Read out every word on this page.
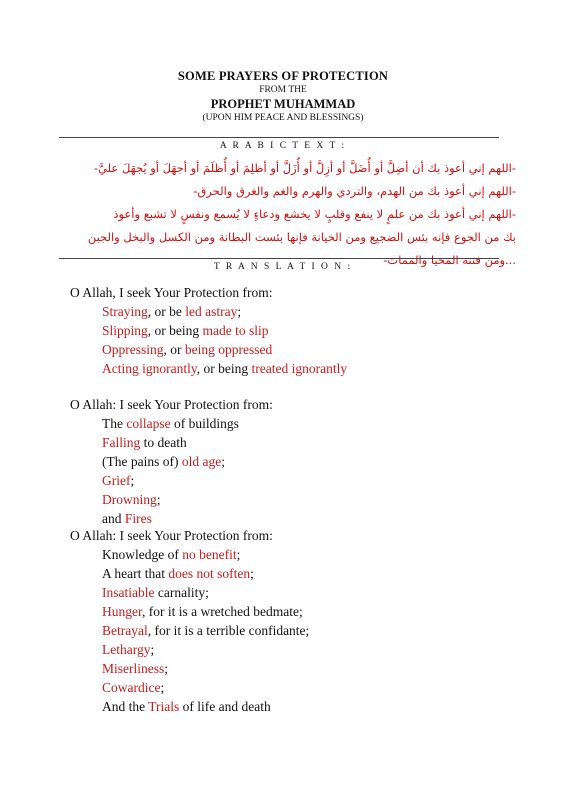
SOME PRAYERS OF PROTECTION
FROM THE
PROPHET MUHAMMAD
(UPON HIM PEACE AND BLESSINGS)
A R A B I C T E X T :
-اللهم إني أعوذ بك أن أضِلَّ أو أُضَلَّ أو أزِلَّ أو أُزَلَّ أو أظلِمَ أو أُظلَمَ أو أجهَلَ أو يُجهَلَ عليَّ-
-اللهم إني أعوذ بك من الهدم، والتردي والهرم والغم والغرق والحرق-
-اللهم إني أعوذ بك من علمٍ لا ينفع وقلبٍ لا يخشع ودعاءٍ لا يُسمع ونفسٍ لا تشبع وأعوذ
بك من الجوع فإنه بئس الضجيع ومن الخيانة فإنها بئست البطانة ومن الكسل والبخل والجبن
...ومن فتنة المحيا والممات-
T R A N S L A T I O N :
O Allah, I seek Your Protection from:
Straying, or be led astray;
Slipping, or being made to slip
Oppressing, or being oppressed
Acting ignorantly, or being treated ignorantly
O Allah: I seek Your Protection from:
The collapse of buildings
Falling to death
(The pains of) old age;
Grief;
Drowning;
and Fires
O Allah: I seek Your Protection from:
Knowledge of no benefit;
A heart that does not soften;
Insatiable carnality;
Hunger, for it is a wretched bedmate;
Betrayal, for it is a terrible confidante;
Lethargy;
Miserliness;
Cowardice;
And the Trials of life and death
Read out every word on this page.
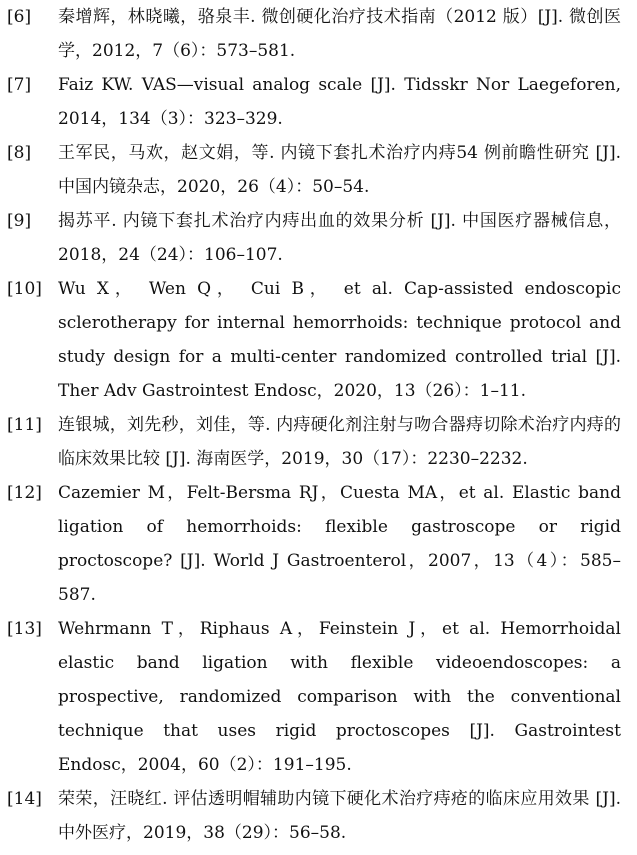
[6] 秦增辉，林晓曦，骆泉丰. 微创硬化治疗技术指南（2012 版）[J]. 微创医学，2012，7（6）：573–581.
[7] Faiz KW. VAS—visual analog scale [J]. Tidsskr Nor Laegeforen, 2014，134（3）：323–329.
[8] 王军民，马欢，赵文娟，等. 内镜下套扎术治疗内痔54 例前瞻性研究 [J]. 中国内镜杂志，2020，26（4）：50–54.
[9] 揭苏平. 内镜下套扎术治疗内痔出血的效果分析 [J]. 中国医疗器械信息，2018，24（24）：106–107.
[10] Wu X， Wen Q， Cui B， et al. Cap-assisted endoscopic sclerotherapy for internal hemorrhoids: technique protocol and study design for a multi-center randomized controlled trial [J]. Ther Adv Gastrointest Endosc，2020，13（26）：1–11.
[11] 连银城，刘先秒，刘佳，等. 内痔硬化剂注射与吻合器痔切除术治疗内痔的临床效果比较 [J]. 海南医学，2019，30（17）：2230–2232.
[12] Cazemier M，Felt-Bersma RJ，Cuesta MA，et al. Elastic band ligation of hemorrhoids: flexible gastroscope or rigid proctoscope? [J]. World J Gastroenterol，2007，13（4）：585–587.
[13] Wehrmann T，Riphaus A，Feinstein J，et al. Hemorrhoidal elastic band ligation with flexible videoendoscopes: a prospective, randomized comparison with the conventional technique that uses rigid proctoscopes [J]. Gastrointest Endosc，2004，60（2）：191–195.
[14] 荣荣，汪晓红. 评估透明帽辅助内镜下硬化术治疗痔疮的临床应用效果 [J]. 中外医疗，2019，38（29）：56–58.
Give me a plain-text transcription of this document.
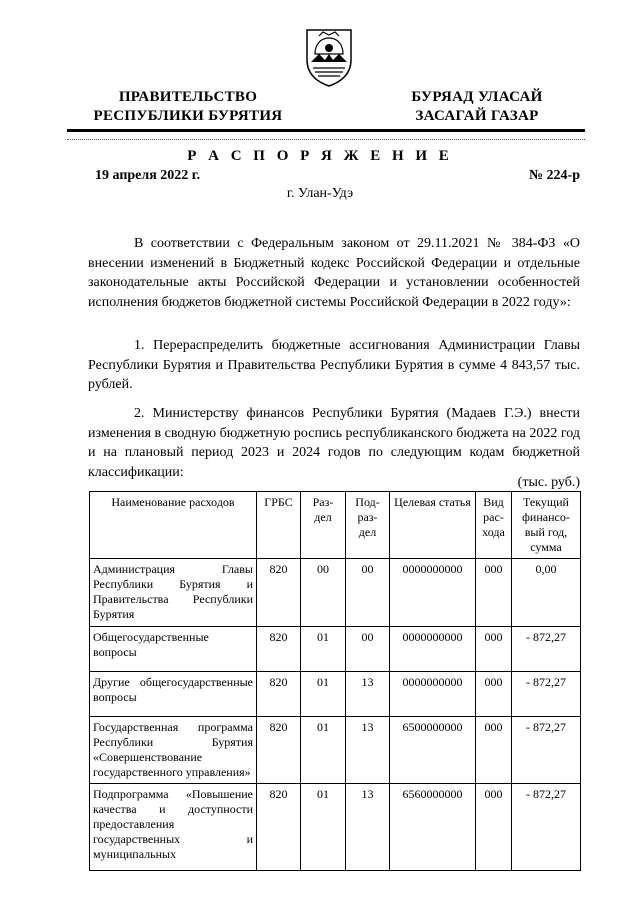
ПРАВИТЕЛЬСТВО
РЕСПУБЛИКИ БУРЯТИЯ
БУРЯАД УЛАСАЙ
ЗАСАГАЙ ГАЗАР
Р А С П О Р Я Ж Е Н И Е
19 апреля 2022 г.	№ 224-р
г. Улан-Удэ

В соответствии с Федеральным законом от 29.11.2021 № 384-ФЗ «О внесении изменений в Бюджетный кодекс Российской Федерации и отдельные законодательные акты Российской Федерации и установлении особенностей исполнения бюджетов бюджетной системы Российской Федерации в 2022 году»:

1. Перераспределить бюджетные ассигнования Администрации Главы Республики Бурятия и Правительства Республики Бурятия в сумме 4 843,57 тыс. рублей.

2. Министерству финансов Республики Бурятия (Мадаев Г.Э.) внести изменения в сводную бюджетную роспись республиканского бюджета на 2022 год и на плановый период 2023 и 2024 годов по следующим кодам бюджетной классификации:

(тыс. руб.)
Наименование расходов	ГРБС	Раз-дел	Под-раз-дел	Целевая статья	Вид рас-хода	Текущий финансо-вый год, сумма
Администрация Главы Республики Бурятия и Правительства Республики Бурятия	820	00	00	0000000000	000	0,00
Общегосударственные вопросы	820	01	00	0000000000	000	- 872,27
Другие общегосударственные вопросы	820	01	13	0000000000	000	- 872,27
Государственная программа Республики Бурятия «Совершенствование государственного управления»	820	01	13	6500000000	000	- 872,27
Подпрограмма «Повышение качества и доступности предоставления государственных и муниципальных	820	01	13	6560000000	000	- 872,27
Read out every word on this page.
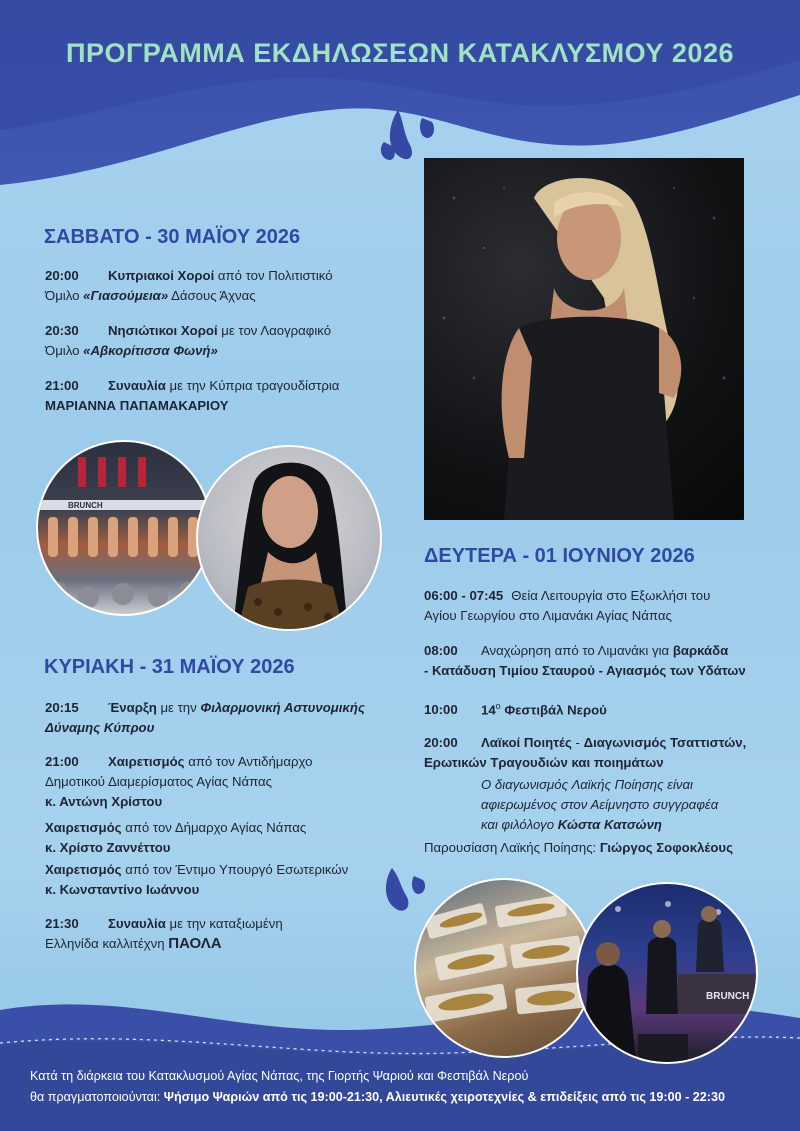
ΠΡΟΓΡΑΜΜΑ ΕΚΔΗΛΩΣΕΩΝ ΚΑΤΑΚΛΥΣΜΟΥ 2026
ΣΑΒΒΑΤΟ - 30 ΜΑΪΟΥ 2026
20:00 Κυπριακοί Χοροί από τον Πολιτιστικό
Όμιλο «Γιασούμεια» Δάσους Άχνας
20:30 Νησιώτικοι Χοροί με τον Λαογραφικό
Όμιλο «Αβκορίτισσα Φωνή»
21:00 Συναυλία με την Κύπρια τραγουδίστρια
ΜΑΡΙΑΝΝΑ ΠΑΠΑΜΑΚΑΡΙΟΥ
BRUNCH
ΚΥΡΙΑΚΗ - 31 ΜΑΪΟΥ 2026
20:15 Έναρξη με την Φιλαρμονική Αστυνομικής
Δύναμης Κύπρου
21:00 Χαιρετισμός από τον Αντιδήμαρχο
Δημοτικού Διαμερίσματος Αγίας Νάπας
κ. Αντώνη Χρίστου
Χαιρετισμός από τον Δήμαρχο Αγίας Νάπας
κ. Χρίστο Ζαννέττου
Χαιρετισμός από τον Έντιμο Υπουργό Εσωτερικών
κ. Κωνσταντίνο Ιωάννου
21:30 Συναυλία με την καταξιωμένη
Ελληνίδα καλλιτέχνη ΠΑΟΛΑ
ΔΕΥΤΕΡΑ - 01 ΙΟΥΝΙΟΥ 2026
06:00 - 07:45 Θεία Λειτουργία στο Εξωκλήσι του
Αγίου Γεωργίου στο Λιμανάκι Αγίας Νάπας
08:00 Αναχώρηση από το Λιμανάκι για βαρκάδα
- Κατάδυση Τιμίου Σταυρού - Αγιασμός των Υδάτων
10:00 $14^o$ Φεστιβάλ Νερού
20:00 Λαϊκοί Ποιητές - Διαγωνισμός Τσαττιστών,
Ερωτικών Τραγουδιών και ποιημάτων
Ο διαγωνισμός Λαϊκής Ποίησης είναι
αφιερωμένος στον Αείμνηστο συγγραφέα
και φιλόλογο Κώστα Κατσώνη
Παρουσίαση Λαϊκής Ποίησης: Γιώργος Σοφοκλέους
BRUNCH
Κατά τη διάρκεια του Κατακλυσμού Αγίας Νάπας, της Γιορτής Ψαριού και Φεστιβάλ Νερού
θα πραγματοποιούνται: Ψήσιμο Ψαριών από τις 19:00-21:30, Αλιευτικές χειροτεχνίες & επιδείξεις από τις 19:00 - 22:30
* * * * *
§ **EXERCISE GOAL**
Transcribe every entry word for word, but omit the pictures.

§ **ANSWER TO THIS PROBLEM**
Read out every word on this page.
SOME PRAYERS OF PROTECTION
FROM THE
PROPHET MUHAMMAD
(UPON HIM PEACE AND BLESSINGS)
A R A B I C T E X T :
-اللهم إني أعوذ بك أن أضِلَّ أو أُضَلَّ أو أزِلَّ أو أُزَلَّ أو أظلِمَ أو أُظلَمَ أو أجهَلَ أو يُجهَلَ عليَّ-
-اللهم إني أعوذ بك من الهدم، والتردي والهرم والغم والغرق والحرق-
-اللهم إني أعوذ بك من علمٍ لا ينفع وقلبٍ لا يخشع ودعاءٍ لا يُسمع ونفسٍ لا تشبع وأعوذ
بك من الجوع فإنه بئس الضجيع ومن الخيانة فإنها بئست البطانة ومن الكسل والبخل والجبن
...ومن فتنة المحيا والممات-
T R A N S L A T I O N :
O Allah, I seek Your Protection from:
Straying, or be led astray;
Slipping, or being made to slip
Oppressing, or being oppressed
Acting ignorantly, or being treated ignorantly
O Allah: I seek Your Protection from:
The collapse of buildings
Falling to death
(The pains of) old age;
Grief;
Drowning;
and Fires
O Allah: I seek Your Protection from:
Knowledge of no benefit;
A heart that does not soften;
Insatiable carnality;
Hunger, for it is a wretched bedmate;
Betrayal, for it is a terrible confidante;
Lethargy;
Miserliness;
Cowardice;
And the Trials of life and death
Read out every word on this page.
[6] 秦增辉，林晓曦，骆泉丰. 微创硬化治疗技术指南（2012 版）[J]. 微创医学，2012，7（6）：573–581.
[7] Faiz KW. VAS—visual analog scale [J]. Tidsskr Nor Laegeforen, 2014，134（3）：323–329.
[8] 王军民，马欢，赵文娟，等. 内镜下套扎术治疗内痔54 例前瞻性研究 [J]. 中国内镜杂志，2020，26（4）：50–54.
[9] 揭苏平. 内镜下套扎术治疗内痔出血的效果分析 [J]. 中国医疗器械信息，2018，24（24）：106–107.
[10] Wu X， Wen Q， Cui B， et al. Cap-assisted endoscopic sclerotherapy for internal hemorrhoids: technique protocol and study design for a multi-center randomized controlled trial [J]. Ther Adv Gastrointest Endosc，2020，13（26）：1–11.
[11] 连银城，刘先秒，刘佳，等. 内痔硬化剂注射与吻合器痔切除术治疗内痔的临床效果比较 [J]. 海南医学，2019，30（17）：2230–2232.
[12] Cazemier M，Felt-Bersma RJ，Cuesta MA，et al. Elastic band ligation of hemorrhoids: flexible gastroscope or rigid proctoscope? [J]. World J Gastroenterol，2007，13（4）：585–587.
[13] Wehrmann T，Riphaus A，Feinstein J，et al. Hemorrhoidal elastic band ligation with flexible videoendoscopes: a prospective, randomized comparison with the conventional technique that uses rigid proctoscopes [J]. Gastrointest Endosc，2004，60（2）：191–195.
[14] 荣荣，汪晓红. 评估透明帽辅助内镜下硬化术治疗痔疮的临床应用效果 [J]. 中外医疗，2019，38（29）：56–58.
Give me a plain-text transcription of this document.
ПРАВИТЕЛЬСТВО
РЕСПУБЛИКИ БУРЯТИЯ
БУРЯАД УЛАСАЙ
ЗАСАГАЙ ГАЗАР
Р А С П О Р Я Ж Е Н И Е
19 апреля 2022 г.	№ 224-р
г. Улан-Удэ

В соответствии с Федеральным законом от 29.11.2021 № 384-ФЗ «О внесении изменений в Бюджетный кодекс Российской Федерации и отдельные законодательные акты Российской Федерации и установлении особенностей исполнения бюджетов бюджетной системы Российской Федерации в 2022 году»:

1. Перераспределить бюджетные ассигнования Администрации Главы Республики Бурятия и Правительства Республики Бурятия в сумме 4 843,57 тыс. рублей.

2. Министерству финансов Республики Бурятия (Мадаев Г.Э.) внести изменения в сводную бюджетную роспись республиканского бюджета на 2022 год и на плановый период 2023 и 2024 годов по следующим кодам бюджетной классификации:

(тыс. руб.)
Наименование расходов	ГРБС	Раз-дел	Под-раз-дел	Целевая статья	Вид рас-хода	Текущий финансо-вый год, сумма
Администрация Главы Республики Бурятия и Правительства Республики Бурятия	820	00	00	0000000000	000	0,00
Общегосударственные вопросы	820	01	00	0000000000	000	- 872,27
Другие общегосударственные вопросы	820	01	13	0000000000	000	- 872,27
Государственная программа Республики Бурятия «Совершенствование государственного управления»	820	01	13	6500000000	000	- 872,27
Подпрограмма «Повышение качества и доступности предоставления государственных и муниципальных	820	01	13	6560000000	000	- 872,27
Read out every word on this page.
ΠΡΟΓΡΑΜΜΑ ΕΚΔΗΛΩΣΕΩΝ ΚΑΤΑΚΛΥΣΜΟΥ 2026
ΣΑΒΒΑΤΟ - 30 ΜΑΪΟΥ 2026
20:00 Κυπριακοί Χοροί από τον Πολιτιστικό
Όμιλο «Γιασούμεια» Δάσους Άχνας
20:30 Νησιώτικοι Χοροί με τον Λαογραφικό
Όμιλο «Αβκορίτισσα Φωνή»
21:00 Συναυλία με την Κύπρια τραγουδίστρια
ΜΑΡΙΑΝΝΑ ΠΑΠΑΜΑΚΑΡΙΟΥ
BRUNCH
ΚΥΡΙΑΚΗ - 31 ΜΑΪΟΥ 2026
20:15 Έναρξη με την Φιλαρμονική Αστυνομικής
Δύναμης Κύπρου
21:00 Χαιρετισμός από τον Αντιδήμαρχο
Δημοτικού Διαμερίσματος Αγίας Νάπας
κ. Αντώνη Χρίστου
Χαιρετισμός από τον Δήμαρχο Αγίας Νάπας
κ. Χρίστο Ζαννέττου
Χαιρετισμός από τον Έντιμο Υπουργό Εσωτερικών
κ. Κωνσταντίνο Ιωάννου
21:30 Συναυλία με την καταξιωμένη
Ελληνίδα καλλιτέχνη ΠΑΟΛΑ
ΔΕΥΤΕΡΑ - 01 ΙΟΥΝΙΟΥ 2026
06:00 - 07:45 Θεία Λειτουργία στο Εξωκλήσι του
Αγίου Γεωργίου στο Λιμανάκι Αγίας Νάπας
08:00 Αναχώρηση από το Λιμανάκι για βαρκάδα
- Κατάδυση Τιμίου Σταυρού - Αγιασμός των Υδάτων
10:00 $14^o$ Φεστιβάλ Νερού
20:00 Λαϊκοί Ποιητές - Διαγωνισμός Τσαττιστών,
Ερωτικών Τραγουδιών και ποιημάτων
Ο διαγωνισμός Λαϊκής Ποίησης είναι
αφιερωμένος στον Αείμνηστο συγγραφέα
και φιλόλογο Κώστα Κατσώνη
Παρουσίαση Λαϊκής Ποίησης: Γιώργος Σοφοκλέους
BRUNCH
Κατά τη διάρκεια του Κατακλυσμού Αγίας Νάπας, της Γιορτής Ψαριού και Φεστιβάλ Νερού
θα πραγματοποιούνται: Ψήσιμο Ψαριών από τις 19:00-21:30, Αλιευτικές χειροτεχνίες & επιδείξεις από τις 19:00 - 22:30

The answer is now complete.